Retype the complete listing exactly as it appears.

Dataset entries on figures:
[START]
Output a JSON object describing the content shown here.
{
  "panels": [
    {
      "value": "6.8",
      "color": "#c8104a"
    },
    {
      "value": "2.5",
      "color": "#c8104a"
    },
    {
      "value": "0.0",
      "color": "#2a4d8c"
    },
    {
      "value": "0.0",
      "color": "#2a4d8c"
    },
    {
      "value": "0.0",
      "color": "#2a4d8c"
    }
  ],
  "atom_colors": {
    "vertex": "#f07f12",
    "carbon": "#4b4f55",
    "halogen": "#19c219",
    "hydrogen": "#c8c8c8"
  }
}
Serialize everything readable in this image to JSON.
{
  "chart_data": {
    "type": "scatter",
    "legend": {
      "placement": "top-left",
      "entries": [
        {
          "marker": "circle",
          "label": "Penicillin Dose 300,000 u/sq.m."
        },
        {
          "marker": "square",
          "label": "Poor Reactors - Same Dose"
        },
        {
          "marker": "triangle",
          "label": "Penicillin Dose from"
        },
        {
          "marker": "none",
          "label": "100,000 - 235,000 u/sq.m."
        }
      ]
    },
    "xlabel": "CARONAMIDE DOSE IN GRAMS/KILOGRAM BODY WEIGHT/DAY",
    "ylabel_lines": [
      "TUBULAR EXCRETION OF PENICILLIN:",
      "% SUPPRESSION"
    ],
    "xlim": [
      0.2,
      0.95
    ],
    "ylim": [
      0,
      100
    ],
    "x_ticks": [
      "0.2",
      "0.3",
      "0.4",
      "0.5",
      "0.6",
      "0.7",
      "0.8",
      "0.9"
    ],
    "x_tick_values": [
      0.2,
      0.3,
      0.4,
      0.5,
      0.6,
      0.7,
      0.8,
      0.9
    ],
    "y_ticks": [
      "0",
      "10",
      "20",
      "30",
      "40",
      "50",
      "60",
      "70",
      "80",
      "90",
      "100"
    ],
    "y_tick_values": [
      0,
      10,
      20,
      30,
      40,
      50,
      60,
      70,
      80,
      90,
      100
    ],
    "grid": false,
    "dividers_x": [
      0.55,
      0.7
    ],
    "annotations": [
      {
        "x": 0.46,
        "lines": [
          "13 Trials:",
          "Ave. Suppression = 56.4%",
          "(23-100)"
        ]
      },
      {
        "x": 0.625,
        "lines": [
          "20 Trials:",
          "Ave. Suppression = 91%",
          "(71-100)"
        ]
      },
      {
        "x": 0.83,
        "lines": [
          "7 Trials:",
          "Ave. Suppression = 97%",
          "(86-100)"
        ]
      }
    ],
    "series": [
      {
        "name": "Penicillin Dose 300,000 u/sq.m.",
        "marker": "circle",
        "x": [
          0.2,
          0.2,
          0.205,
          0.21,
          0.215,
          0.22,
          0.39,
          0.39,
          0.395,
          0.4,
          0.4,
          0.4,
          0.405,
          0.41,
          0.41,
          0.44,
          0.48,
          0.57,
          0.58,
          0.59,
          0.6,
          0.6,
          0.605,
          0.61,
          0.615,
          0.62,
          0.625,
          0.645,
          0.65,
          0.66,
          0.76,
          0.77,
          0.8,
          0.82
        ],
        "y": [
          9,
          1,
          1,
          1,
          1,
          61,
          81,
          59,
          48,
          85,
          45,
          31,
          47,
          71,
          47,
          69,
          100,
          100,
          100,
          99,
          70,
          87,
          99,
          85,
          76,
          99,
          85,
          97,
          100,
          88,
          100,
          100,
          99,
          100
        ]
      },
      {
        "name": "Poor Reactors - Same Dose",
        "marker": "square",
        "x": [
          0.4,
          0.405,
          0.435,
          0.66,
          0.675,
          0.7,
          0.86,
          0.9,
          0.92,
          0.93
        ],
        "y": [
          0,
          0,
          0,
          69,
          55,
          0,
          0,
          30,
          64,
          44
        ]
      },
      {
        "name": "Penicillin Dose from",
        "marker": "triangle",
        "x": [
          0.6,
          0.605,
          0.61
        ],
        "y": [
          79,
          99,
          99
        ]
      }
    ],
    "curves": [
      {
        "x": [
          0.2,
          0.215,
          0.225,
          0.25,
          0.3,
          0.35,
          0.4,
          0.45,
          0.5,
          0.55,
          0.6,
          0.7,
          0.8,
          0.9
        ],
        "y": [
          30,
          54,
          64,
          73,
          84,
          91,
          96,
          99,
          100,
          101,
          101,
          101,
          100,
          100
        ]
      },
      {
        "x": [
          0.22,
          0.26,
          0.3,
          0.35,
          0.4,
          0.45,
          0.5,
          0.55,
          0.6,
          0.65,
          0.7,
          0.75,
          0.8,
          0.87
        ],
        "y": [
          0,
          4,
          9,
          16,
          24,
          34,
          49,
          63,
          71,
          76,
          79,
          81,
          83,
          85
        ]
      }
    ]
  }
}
[END]
• **Final result**:
Output a JSON object describing the content shown here.
{
  "panels": [
    {
      "value": "6.8",
      "color": "#c8104a"
    },
    {
      "value": "2.5",
      "color": "#c8104a"
    },
    {
      "value": "0.0",
      "color": "#2a4d8c"
    },
    {
      "value": "0.0",
      "color": "#2a4d8c"
    },
    {
      "value": "0.0",
      "color": "#2a4d8c"
    }
  ],
  "atom_colors": {
    "vertex": "#f07f12",
    "carbon": "#4b4f55",
    "halogen": "#19c219",
    "hydrogen": "#c8c8c8"
  }
}
Serialize everything readable in this image to JSON.
{
  "chart_data": {
    "type": "scatter",
    "legend": {
      "placement": "top-left",
      "entries": [
        {
          "marker": "circle",
          "label": "Penicillin Dose 300,000 u/sq.m."
        },
        {
          "marker": "square",
          "label": "Poor Reactors - Same Dose"
        },
        {
          "marker": "triangle",
          "label": "Penicillin Dose from"
        },
        {
          "marker": "none",
          "label": "100,000 - 235,000 u/sq.m."
        }
      ]
    },
    "xlabel": "CARONAMIDE DOSE IN GRAMS/KILOGRAM BODY WEIGHT/DAY",
    "ylabel_lines": [
      "TUBULAR EXCRETION OF PENICILLIN:",
      "% SUPPRESSION"
    ],
    "xlim": [
      0.2,
      0.95
    ],
    "ylim": [
      0,
      100
    ],
    "x_ticks": [
      "0.2",
      "0.3",
      "0.4",
      "0.5",
      "0.6",
      "0.7",
      "0.8",
      "0.9"
    ],
    "x_tick_values": [
      0.2,
      0.3,
      0.4,
      0.5,
      0.6,
      0.7,
      0.8,
      0.9
    ],
    "y_ticks": [
      "0",
      "10",
      "20",
      "30",
      "40",
      "50",
      "60",
      "70",
      "80",
      "90",
      "100"
    ],
    "y_tick_values": [
      0,
      10,
      20,
      30,
      40,
      50,
      60,
      70,
      80,
      90,
      100
    ],
    "grid": false,
    "dividers_x": [
      0.55,
      0.7
    ],
    "annotations": [
      {
        "x": 0.46,
        "lines": [
          "13 Trials:",
          "Ave. Suppression = 56.4%",
          "(23-100)"
        ]
      },
      {
        "x": 0.625,
        "lines": [
          "20 Trials:",
          "Ave. Suppression = 91%",
          "(71-100)"
        ]
      },
      {
        "x": 0.83,
        "lines": [
          "7 Trials:",
          "Ave. Suppression = 97%",
          "(86-100)"
        ]
      }
    ],
    "series": [
      {
        "name": "Penicillin Dose 300,000 u/sq.m.",
        "marker": "circle",
        "x": [
          0.2,
          0.2,
          0.205,
          0.21,
          0.215,
          0.22,
          0.39,
          0.39,
          0.395,
          0.4,
          0.4,
          0.4,
          0.405,
          0.41,
          0.41,
          0.44,
          0.48,
          0.57,
          0.58,
          0.59,
          0.6,
          0.6,
          0.605,
          0.61,
          0.615,
          0.62,
          0.625,
          0.645,
          0.65,
          0.66,
          0.76,
          0.77,
          0.8,
          0.82
        ],
        "y": [
          9,
          1,
          1,
          1,
          1,
          61,
          81,
          59,
          48,
          85,
          45,
          31,
          47,
          71,
          47,
          69,
          100,
          100,
          100,
          99,
          70,
          87,
          99,
          85,
          76,
          99,
          85,
          97,
          100,
          88,
          100,
          100,
          99,
          100
        ]
      },
      {
        "name": "Poor Reactors - Same Dose",
        "marker": "square",
        "x": [
          0.4,
          0.405,
          0.435,
          0.66,
          0.675,
          0.7,
          0.86,
          0.9,
          0.92,
          0.93
        ],
        "y": [
          0,
          0,
          0,
          69,
          55,
          0,
          0,
          30,
          64,
          44
        ]
      },
      {
        "name": "Penicillin Dose from",
        "marker": "triangle",
        "x": [
          0.6,
          0.605,
          0.61
        ],
        "y": [
          79,
          99,
          99
        ]
      }
    ],
    "curves": [
      {
        "x": [
          0.2,
          0.215,
          0.225,
          0.25,
          0.3,
          0.35,
          0.4,
          0.45,
          0.5,
          0.55,
          0.6,
          0.7,
          0.8,
          0.9
        ],
        "y": [
          30,
          54,
          64,
          73,
          84,
          91,
          96,
          99,
          100,
          101,
          101,
          101,
          100,
          100
        ]
      },
      {
        "x": [
          0.22,
          0.26,
          0.3,
          0.35,
          0.4,
          0.45,
          0.5,
          0.55,
          0.6,
          0.65,
          0.7,
          0.75,
          0.8,
          0.87
        ],
        "y": [
          0,
          4,
          9,
          16,
          24,
          34,
          49,
          63,
          71,
          76,
          79,
          81,
          83,
          85
        ]
      }
    ]
  }
}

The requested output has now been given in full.